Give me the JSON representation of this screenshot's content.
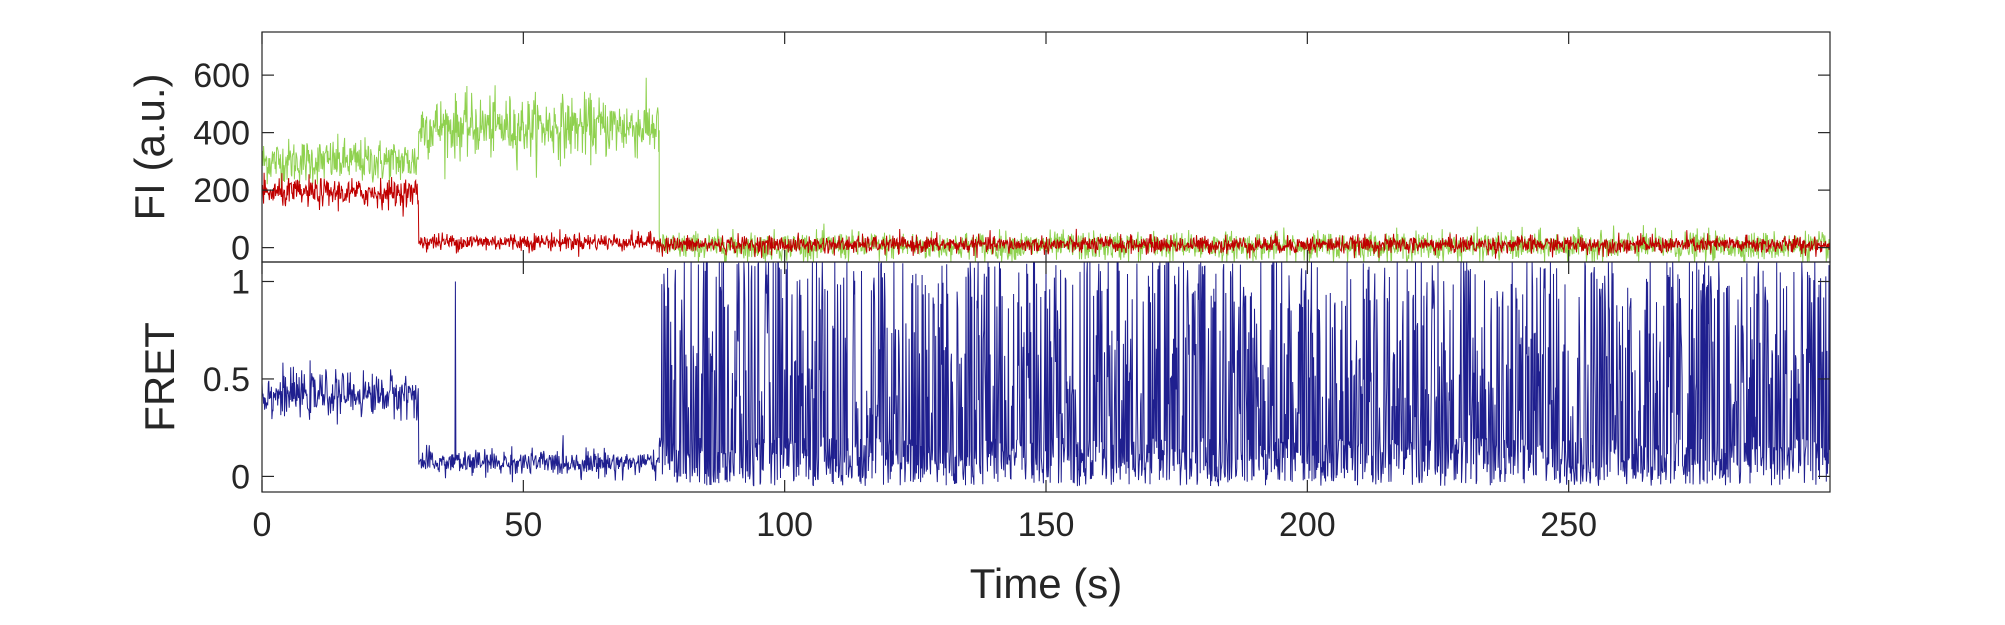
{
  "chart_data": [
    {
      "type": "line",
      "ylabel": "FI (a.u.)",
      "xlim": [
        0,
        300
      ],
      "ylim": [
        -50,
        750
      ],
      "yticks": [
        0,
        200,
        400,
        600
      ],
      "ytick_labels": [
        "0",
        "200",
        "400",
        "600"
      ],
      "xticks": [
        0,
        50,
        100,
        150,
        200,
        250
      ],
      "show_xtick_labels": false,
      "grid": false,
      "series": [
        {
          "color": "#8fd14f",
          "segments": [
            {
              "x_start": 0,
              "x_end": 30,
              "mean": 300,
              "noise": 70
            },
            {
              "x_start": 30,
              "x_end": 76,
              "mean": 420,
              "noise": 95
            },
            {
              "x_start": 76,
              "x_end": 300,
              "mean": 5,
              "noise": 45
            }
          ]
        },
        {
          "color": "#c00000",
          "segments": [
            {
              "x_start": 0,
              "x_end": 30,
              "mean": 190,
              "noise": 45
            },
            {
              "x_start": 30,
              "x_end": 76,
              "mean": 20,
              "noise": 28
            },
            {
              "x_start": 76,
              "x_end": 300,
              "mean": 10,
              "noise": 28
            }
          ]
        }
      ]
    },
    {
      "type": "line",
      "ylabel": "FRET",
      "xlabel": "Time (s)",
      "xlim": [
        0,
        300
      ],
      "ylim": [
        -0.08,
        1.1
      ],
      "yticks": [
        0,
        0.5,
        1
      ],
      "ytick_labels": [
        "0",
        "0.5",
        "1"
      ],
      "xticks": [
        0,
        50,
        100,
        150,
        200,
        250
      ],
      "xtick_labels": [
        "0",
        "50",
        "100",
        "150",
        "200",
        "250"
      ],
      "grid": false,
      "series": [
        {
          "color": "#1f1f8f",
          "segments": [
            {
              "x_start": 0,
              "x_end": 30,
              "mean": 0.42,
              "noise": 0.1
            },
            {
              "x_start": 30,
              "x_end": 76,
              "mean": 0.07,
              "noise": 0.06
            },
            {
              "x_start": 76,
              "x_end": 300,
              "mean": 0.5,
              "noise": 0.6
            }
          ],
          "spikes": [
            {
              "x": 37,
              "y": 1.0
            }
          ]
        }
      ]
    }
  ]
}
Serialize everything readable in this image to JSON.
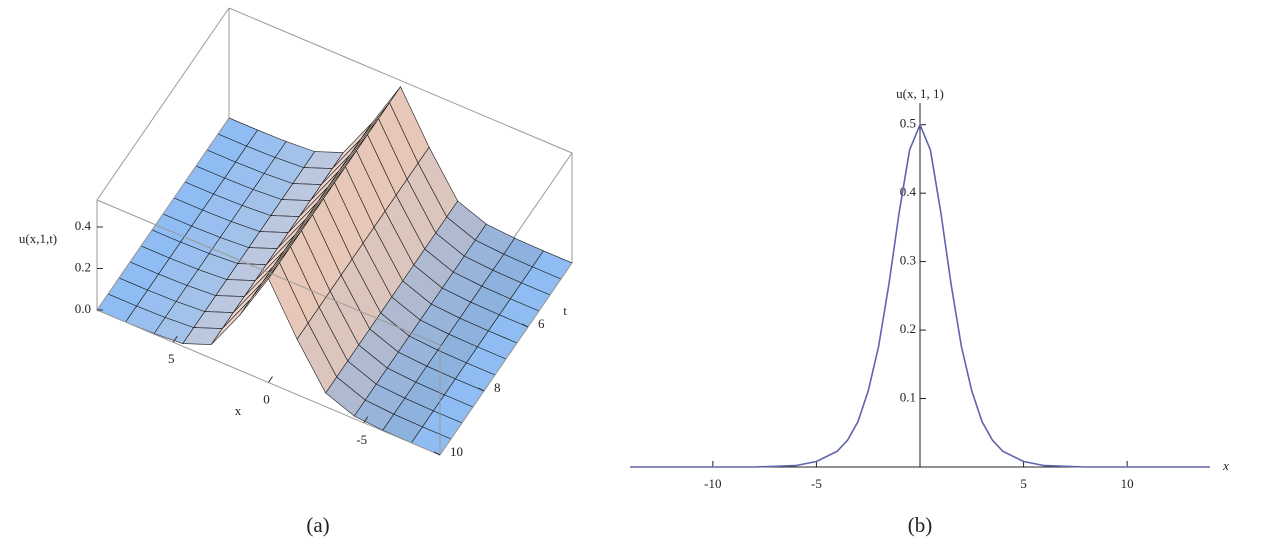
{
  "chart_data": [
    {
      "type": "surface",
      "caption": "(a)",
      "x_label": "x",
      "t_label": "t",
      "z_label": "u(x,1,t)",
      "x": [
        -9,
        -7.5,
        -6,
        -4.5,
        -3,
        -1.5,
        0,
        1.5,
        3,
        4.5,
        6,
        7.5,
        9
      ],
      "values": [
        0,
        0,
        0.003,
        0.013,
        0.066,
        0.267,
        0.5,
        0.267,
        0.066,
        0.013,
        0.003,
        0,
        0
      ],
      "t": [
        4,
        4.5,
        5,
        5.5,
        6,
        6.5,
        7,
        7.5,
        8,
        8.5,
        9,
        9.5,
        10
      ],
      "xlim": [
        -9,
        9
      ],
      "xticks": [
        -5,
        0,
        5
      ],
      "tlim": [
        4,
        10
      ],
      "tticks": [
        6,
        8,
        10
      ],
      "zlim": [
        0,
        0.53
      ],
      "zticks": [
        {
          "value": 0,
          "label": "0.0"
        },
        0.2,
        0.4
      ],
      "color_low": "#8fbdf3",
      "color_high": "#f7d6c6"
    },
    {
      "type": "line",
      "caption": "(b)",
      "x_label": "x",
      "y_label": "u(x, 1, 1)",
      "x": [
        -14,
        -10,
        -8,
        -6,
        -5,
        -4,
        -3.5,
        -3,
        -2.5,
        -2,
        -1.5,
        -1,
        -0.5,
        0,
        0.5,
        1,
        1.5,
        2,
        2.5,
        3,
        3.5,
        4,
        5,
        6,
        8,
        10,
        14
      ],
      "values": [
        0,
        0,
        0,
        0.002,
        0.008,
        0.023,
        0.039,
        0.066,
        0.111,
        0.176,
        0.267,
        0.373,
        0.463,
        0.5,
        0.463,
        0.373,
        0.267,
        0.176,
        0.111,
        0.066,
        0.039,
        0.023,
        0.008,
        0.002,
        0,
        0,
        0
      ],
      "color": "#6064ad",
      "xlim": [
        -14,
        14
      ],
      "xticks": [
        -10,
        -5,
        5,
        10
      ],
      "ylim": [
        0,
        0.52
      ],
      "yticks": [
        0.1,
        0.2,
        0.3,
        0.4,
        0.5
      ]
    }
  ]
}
##########
Omit the pictures, then quote the rest of the material above exactly.

__Solved exercise__:
Give me the JSON representation of this screenshot's content.
{
  "chart_data": [
    {
      "type": "line",
      "ylabel": "FI (a.u.)",
      "xlim": [
        0,
        300
      ],
      "ylim": [
        -50,
        750
      ],
      "yticks": [
        0,
        200,
        400,
        600
      ],
      "ytick_labels": [
        "0",
        "200",
        "400",
        "600"
      ],
      "xticks": [
        0,
        50,
        100,
        150,
        200,
        250
      ],
      "show_xtick_labels": false,
      "grid": false,
      "series": [
        {
          "color": "#8fd14f",
          "segments": [
            {
              "x_start": 0,
              "x_end": 30,
              "mean": 300,
              "noise": 70
            },
            {
              "x_start": 30,
              "x_end": 76,
              "mean": 420,
              "noise": 95
            },
            {
              "x_start": 76,
              "x_end": 300,
              "mean": 5,
              "noise": 45
            }
          ]
        },
        {
          "color": "#c00000",
          "segments": [
            {
              "x_start": 0,
              "x_end": 30,
              "mean": 190,
              "noise": 45
            },
            {
              "x_start": 30,
              "x_end": 76,
              "mean": 20,
              "noise": 28
            },
            {
              "x_start": 76,
              "x_end": 300,
              "mean": 10,
              "noise": 28
            }
          ]
        }
      ]
    },
    {
      "type": "line",
      "ylabel": "FRET",
      "xlabel": "Time (s)",
      "xlim": [
        0,
        300
      ],
      "ylim": [
        -0.08,
        1.1
      ],
      "yticks": [
        0,
        0.5,
        1
      ],
      "ytick_labels": [
        "0",
        "0.5",
        "1"
      ],
      "xticks": [
        0,
        50,
        100,
        150,
        200,
        250
      ],
      "xtick_labels": [
        "0",
        "50",
        "100",
        "150",
        "200",
        "250"
      ],
      "grid": false,
      "series": [
        {
          "color": "#1f1f8f",
          "segments": [
            {
              "x_start": 0,
              "x_end": 30,
              "mean": 0.42,
              "noise": 0.1
            },
            {
              "x_start": 30,
              "x_end": 76,
              "mean": 0.07,
              "noise": 0.06
            },
            {
              "x_start": 76,
              "x_end": 300,
              "mean": 0.5,
              "noise": 0.6
            }
          ],
          "spikes": [
            {
              "x": 37,
              "y": 1.0
            }
          ]
        }
      ]
    }
  ]
}
Serialize everything readable in this image to JSON.
{
  "chart_data": [
    {
      "type": "surface",
      "caption": "(a)",
      "x_label": "x",
      "t_label": "t",
      "z_label": "u(x,1,t)",
      "x": [
        -9,
        -7.5,
        -6,
        -4.5,
        -3,
        -1.5,
        0,
        1.5,
        3,
        4.5,
        6,
        7.5,
        9
      ],
      "values": [
        0,
        0,
        0.003,
        0.013,
        0.066,
        0.267,
        0.5,
        0.267,
        0.066,
        0.013,
        0.003,
        0,
        0
      ],
      "t": [
        4,
        4.5,
        5,
        5.5,
        6,
        6.5,
        7,
        7.5,
        8,
        8.5,
        9,
        9.5,
        10
      ],
      "xlim": [
        -9,
        9
      ],
      "xticks": [
        -5,
        0,
        5
      ],
      "tlim": [
        4,
        10
      ],
      "tticks": [
        6,
        8,
        10
      ],
      "zlim": [
        0,
        0.53
      ],
      "zticks": [
        {
          "value": 0,
          "label": "0.0"
        },
        0.2,
        0.4
      ],
      "color_low": "#8fbdf3",
      "color_high": "#f7d6c6"
    },
    {
      "type": "line",
      "caption": "(b)",
      "x_label": "x",
      "y_label": "u(x, 1, 1)",
      "x": [
        -14,
        -10,
        -8,
        -6,
        -5,
        -4,
        -3.5,
        -3,
        -2.5,
        -2,
        -1.5,
        -1,
        -0.5,
        0,
        0.5,
        1,
        1.5,
        2,
        2.5,
        3,
        3.5,
        4,
        5,
        6,
        8,
        10,
        14
      ],
      "values": [
        0,
        0,
        0,
        0.002,
        0.008,
        0.023,
        0.039,
        0.066,
        0.111,
        0.176,
        0.267,
        0.373,
        0.463,
        0.5,
        0.463,
        0.373,
        0.267,
        0.176,
        0.111,
        0.066,
        0.039,
        0.023,
        0.008,
        0.002,
        0,
        0,
        0
      ],
      "color": "#6064ad",
      "xlim": [
        -14,
        14
      ],
      "xticks": [
        -10,
        -5,
        5,
        10
      ],
      "ylim": [
        0,
        0.52
      ],
      "yticks": [
        0.1,
        0.2,
        0.3,
        0.4,
        0.5
      ]
    }
  ]
}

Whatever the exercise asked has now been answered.